| Set task |
Using the listing below, please gather every line containing the word "type".

[Dataset entries on figures]
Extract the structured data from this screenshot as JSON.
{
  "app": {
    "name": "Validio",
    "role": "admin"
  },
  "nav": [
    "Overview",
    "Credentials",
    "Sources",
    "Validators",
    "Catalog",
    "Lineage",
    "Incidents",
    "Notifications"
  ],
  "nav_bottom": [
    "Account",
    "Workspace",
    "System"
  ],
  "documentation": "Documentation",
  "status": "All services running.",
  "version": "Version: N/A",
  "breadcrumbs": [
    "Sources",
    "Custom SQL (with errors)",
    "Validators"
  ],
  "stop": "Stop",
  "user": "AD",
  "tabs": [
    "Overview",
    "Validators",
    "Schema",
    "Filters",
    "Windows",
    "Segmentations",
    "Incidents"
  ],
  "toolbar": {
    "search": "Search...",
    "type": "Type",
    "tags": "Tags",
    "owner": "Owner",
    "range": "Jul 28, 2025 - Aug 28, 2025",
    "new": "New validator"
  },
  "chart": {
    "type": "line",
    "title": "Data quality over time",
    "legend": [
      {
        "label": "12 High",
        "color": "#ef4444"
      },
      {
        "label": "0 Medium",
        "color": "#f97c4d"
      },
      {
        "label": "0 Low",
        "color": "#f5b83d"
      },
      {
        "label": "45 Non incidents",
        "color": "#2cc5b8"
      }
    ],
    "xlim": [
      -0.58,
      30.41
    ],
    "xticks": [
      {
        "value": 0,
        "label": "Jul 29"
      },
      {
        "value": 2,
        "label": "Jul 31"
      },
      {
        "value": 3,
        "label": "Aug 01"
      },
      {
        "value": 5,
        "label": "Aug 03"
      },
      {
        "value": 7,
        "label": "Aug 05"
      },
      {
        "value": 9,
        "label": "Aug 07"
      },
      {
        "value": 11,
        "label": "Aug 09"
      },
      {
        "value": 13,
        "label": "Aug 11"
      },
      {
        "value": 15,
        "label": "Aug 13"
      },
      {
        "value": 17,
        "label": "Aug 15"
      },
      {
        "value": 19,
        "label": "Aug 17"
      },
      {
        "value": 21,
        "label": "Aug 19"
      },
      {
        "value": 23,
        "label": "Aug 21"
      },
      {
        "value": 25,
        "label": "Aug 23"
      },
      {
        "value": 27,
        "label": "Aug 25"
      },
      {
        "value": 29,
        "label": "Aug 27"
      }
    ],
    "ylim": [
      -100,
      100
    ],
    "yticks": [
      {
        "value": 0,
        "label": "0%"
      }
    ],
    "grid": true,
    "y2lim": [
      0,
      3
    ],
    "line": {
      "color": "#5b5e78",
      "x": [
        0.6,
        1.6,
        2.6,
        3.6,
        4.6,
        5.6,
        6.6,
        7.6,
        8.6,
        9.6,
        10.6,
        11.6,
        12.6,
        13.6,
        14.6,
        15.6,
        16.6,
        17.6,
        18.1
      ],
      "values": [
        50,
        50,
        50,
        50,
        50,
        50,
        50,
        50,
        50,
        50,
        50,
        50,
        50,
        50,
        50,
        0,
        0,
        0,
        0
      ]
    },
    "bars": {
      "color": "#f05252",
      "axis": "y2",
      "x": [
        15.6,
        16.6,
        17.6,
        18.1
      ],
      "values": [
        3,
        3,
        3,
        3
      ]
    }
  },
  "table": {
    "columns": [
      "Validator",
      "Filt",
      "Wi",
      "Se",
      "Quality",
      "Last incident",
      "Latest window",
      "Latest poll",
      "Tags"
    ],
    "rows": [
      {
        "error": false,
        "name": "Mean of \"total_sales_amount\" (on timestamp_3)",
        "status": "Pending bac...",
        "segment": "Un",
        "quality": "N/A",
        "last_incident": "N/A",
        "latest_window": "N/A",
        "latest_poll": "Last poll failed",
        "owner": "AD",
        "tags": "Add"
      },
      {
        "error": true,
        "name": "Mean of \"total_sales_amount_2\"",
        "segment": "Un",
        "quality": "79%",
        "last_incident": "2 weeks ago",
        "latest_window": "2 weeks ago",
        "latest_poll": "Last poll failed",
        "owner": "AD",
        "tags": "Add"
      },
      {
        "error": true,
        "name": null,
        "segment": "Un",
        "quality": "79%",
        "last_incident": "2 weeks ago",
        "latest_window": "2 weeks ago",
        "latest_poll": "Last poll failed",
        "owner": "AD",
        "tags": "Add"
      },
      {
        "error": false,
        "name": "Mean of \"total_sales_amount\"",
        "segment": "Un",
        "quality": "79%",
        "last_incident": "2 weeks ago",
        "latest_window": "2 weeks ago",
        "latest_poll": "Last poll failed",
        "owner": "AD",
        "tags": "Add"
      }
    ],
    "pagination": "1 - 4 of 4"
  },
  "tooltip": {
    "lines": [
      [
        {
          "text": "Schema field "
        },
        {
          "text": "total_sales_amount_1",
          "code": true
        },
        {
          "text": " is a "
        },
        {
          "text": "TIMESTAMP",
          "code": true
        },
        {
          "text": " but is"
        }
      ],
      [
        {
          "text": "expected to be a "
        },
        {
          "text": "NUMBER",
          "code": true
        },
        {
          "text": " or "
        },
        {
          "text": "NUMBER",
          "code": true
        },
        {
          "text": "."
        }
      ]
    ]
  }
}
==
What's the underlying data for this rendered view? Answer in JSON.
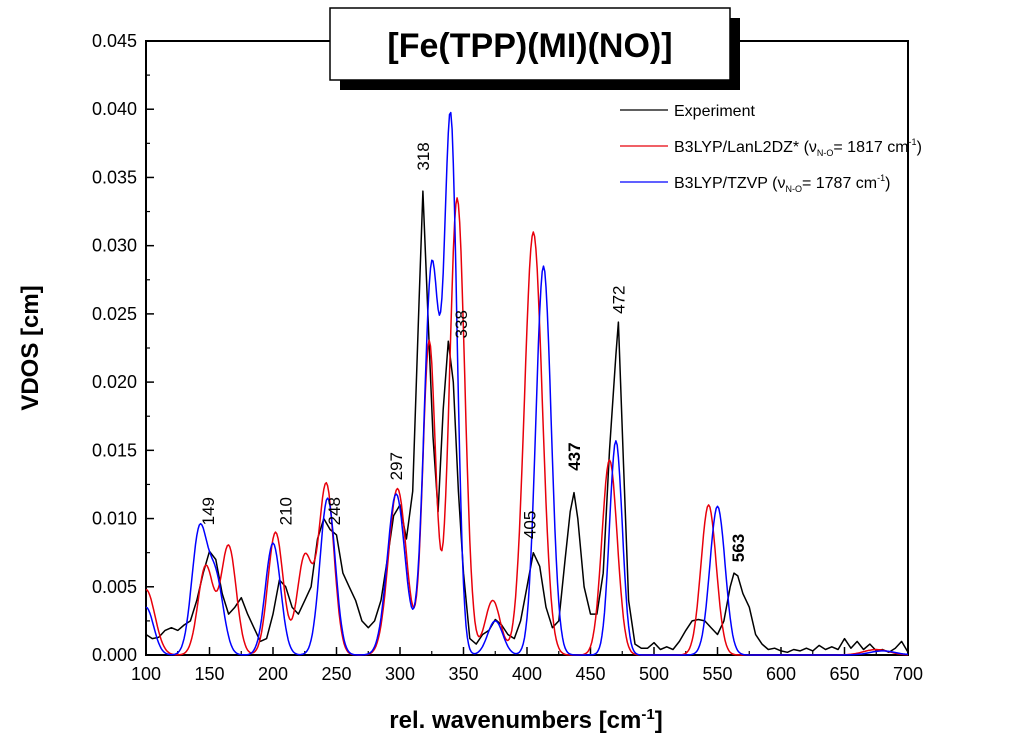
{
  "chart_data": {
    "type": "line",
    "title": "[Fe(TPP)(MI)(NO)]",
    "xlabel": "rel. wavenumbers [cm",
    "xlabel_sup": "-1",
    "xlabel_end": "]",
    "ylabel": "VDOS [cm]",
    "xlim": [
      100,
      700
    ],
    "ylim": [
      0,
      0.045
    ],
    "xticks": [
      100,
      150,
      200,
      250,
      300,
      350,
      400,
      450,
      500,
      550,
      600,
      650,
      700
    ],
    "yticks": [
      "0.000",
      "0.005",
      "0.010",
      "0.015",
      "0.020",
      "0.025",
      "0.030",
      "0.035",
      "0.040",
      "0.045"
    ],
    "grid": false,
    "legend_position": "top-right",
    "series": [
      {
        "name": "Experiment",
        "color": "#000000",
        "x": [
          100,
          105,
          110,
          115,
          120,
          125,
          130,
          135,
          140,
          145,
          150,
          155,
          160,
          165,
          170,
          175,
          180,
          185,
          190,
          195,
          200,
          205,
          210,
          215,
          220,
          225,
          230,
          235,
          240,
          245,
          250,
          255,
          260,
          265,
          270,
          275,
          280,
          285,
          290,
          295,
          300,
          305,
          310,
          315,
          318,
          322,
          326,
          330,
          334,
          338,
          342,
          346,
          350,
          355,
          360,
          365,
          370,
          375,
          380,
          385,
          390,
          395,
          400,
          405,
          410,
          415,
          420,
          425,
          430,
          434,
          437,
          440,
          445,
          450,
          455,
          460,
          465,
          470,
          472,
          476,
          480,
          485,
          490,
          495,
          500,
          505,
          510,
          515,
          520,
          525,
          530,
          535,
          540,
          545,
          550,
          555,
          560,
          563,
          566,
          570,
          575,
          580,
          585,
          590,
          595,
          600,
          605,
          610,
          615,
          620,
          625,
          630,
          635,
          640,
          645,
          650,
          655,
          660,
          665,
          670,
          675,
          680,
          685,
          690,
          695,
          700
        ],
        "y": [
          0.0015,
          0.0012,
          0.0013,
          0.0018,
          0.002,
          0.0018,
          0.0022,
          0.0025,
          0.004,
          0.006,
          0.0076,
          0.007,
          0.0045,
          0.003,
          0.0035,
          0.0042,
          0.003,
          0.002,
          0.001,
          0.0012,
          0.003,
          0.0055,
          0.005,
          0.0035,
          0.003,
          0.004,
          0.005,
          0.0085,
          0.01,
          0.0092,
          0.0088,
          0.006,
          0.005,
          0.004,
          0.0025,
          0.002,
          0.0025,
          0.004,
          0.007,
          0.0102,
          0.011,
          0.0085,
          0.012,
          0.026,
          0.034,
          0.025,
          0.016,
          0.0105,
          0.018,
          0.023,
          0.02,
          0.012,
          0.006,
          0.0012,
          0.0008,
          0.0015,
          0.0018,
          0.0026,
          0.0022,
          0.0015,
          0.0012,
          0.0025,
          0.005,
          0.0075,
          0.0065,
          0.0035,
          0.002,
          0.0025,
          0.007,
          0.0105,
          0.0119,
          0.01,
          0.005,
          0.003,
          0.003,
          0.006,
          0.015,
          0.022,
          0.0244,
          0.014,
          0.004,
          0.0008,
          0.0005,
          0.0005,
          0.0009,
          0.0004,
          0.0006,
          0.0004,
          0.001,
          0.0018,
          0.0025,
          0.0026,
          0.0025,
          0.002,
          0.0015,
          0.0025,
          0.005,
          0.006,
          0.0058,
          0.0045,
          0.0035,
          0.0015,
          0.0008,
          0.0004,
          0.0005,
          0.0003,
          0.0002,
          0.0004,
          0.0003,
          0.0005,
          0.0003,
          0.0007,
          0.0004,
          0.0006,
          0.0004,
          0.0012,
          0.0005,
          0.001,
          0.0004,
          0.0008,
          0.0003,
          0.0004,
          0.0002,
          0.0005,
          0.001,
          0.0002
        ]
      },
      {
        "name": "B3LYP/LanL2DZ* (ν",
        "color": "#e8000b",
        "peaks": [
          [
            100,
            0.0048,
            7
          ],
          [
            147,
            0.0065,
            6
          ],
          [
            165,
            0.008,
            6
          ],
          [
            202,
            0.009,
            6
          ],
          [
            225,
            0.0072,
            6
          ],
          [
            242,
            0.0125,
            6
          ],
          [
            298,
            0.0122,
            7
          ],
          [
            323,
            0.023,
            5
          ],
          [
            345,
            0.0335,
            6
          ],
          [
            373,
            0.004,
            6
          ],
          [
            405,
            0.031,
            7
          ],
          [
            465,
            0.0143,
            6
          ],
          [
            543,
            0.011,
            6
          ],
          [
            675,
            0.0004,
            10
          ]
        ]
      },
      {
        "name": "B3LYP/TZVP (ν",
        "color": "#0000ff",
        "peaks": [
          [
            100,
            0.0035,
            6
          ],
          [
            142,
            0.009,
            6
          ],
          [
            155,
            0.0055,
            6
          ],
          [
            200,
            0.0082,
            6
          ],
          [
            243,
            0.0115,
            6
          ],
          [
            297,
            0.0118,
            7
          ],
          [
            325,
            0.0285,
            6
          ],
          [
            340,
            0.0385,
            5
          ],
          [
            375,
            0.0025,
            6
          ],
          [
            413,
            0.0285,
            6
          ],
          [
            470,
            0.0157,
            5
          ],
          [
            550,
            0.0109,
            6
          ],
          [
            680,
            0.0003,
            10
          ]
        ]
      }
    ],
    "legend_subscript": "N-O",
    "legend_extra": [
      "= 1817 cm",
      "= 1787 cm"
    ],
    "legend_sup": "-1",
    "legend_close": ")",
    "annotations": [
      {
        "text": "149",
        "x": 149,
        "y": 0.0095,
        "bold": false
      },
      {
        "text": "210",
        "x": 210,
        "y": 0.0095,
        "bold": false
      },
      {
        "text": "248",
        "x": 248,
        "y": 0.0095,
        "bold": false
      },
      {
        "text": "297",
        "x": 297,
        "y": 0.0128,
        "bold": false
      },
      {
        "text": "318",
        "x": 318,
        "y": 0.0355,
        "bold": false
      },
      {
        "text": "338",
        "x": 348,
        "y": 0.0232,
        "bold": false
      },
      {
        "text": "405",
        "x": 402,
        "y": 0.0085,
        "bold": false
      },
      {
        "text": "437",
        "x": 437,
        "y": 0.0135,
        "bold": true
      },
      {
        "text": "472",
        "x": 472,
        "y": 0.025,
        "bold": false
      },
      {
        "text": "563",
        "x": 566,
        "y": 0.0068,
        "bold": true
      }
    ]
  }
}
...
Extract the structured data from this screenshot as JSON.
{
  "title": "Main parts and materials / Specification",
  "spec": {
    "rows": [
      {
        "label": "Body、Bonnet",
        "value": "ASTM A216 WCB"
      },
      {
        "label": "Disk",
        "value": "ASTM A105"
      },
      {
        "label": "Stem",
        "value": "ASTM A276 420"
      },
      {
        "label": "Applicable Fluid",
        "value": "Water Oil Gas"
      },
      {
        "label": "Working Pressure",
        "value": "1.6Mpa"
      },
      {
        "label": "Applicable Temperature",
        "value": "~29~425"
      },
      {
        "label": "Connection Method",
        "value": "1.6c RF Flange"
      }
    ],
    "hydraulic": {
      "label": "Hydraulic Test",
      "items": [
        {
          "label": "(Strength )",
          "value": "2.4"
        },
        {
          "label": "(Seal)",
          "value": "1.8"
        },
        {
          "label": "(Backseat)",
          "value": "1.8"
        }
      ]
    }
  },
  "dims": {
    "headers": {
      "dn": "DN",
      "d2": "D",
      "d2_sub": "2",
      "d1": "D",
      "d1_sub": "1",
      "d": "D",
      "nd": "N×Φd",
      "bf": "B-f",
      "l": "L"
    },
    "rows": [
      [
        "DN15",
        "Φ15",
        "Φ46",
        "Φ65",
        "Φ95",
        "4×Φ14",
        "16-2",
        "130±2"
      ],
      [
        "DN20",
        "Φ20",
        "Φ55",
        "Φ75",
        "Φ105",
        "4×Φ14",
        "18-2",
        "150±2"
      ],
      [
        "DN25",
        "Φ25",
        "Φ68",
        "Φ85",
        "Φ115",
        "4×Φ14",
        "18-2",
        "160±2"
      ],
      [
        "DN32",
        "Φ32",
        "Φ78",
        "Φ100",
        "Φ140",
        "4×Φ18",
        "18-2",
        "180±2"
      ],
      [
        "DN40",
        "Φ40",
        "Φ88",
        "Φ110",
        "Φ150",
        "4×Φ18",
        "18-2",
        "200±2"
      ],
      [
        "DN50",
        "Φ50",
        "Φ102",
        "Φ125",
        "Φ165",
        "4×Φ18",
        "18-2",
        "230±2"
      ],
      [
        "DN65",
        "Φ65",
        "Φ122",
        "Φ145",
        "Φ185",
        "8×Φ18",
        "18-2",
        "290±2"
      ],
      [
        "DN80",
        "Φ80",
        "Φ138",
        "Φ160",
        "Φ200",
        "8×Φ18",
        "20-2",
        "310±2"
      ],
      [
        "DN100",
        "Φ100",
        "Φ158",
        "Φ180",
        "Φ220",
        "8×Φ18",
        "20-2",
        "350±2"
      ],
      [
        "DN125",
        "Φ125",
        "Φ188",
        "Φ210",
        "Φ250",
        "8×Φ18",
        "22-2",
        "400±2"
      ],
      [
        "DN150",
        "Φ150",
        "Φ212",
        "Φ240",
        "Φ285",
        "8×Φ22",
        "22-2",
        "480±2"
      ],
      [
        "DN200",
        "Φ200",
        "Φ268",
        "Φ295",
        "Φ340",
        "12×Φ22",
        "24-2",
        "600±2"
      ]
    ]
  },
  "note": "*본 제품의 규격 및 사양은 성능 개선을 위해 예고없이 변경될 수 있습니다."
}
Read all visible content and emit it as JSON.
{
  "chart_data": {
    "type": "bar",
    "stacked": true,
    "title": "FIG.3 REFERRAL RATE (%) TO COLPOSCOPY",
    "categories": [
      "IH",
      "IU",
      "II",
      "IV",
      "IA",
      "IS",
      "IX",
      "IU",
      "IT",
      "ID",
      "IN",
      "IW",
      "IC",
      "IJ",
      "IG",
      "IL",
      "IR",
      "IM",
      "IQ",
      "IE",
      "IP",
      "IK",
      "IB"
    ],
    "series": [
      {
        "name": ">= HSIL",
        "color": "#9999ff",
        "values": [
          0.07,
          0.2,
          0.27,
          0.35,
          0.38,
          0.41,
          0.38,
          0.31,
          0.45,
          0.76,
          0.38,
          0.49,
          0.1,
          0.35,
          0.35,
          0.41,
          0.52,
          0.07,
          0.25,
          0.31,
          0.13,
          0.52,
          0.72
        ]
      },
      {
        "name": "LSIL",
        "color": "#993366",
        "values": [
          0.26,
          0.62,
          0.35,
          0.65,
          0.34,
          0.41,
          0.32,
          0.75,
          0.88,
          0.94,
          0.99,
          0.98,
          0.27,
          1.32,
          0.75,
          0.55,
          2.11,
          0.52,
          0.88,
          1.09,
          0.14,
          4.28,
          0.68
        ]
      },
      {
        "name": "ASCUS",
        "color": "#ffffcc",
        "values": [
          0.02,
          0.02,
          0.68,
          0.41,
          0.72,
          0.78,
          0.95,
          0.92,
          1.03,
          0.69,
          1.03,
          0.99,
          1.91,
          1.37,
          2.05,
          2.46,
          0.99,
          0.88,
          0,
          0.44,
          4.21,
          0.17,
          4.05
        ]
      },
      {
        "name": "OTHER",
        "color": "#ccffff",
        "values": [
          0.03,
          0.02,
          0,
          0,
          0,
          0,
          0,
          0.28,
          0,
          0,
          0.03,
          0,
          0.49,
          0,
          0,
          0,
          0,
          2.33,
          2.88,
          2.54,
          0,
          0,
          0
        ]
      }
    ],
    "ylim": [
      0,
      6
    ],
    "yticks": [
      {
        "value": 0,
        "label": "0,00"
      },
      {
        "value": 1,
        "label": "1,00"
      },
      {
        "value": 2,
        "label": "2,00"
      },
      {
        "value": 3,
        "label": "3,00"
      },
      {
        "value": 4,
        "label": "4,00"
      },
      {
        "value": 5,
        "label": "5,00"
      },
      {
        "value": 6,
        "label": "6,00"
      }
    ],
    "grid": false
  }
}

| Written reply |
    "type": "Type",
    "type": "line",
    "type": "line",
    "type": "bar",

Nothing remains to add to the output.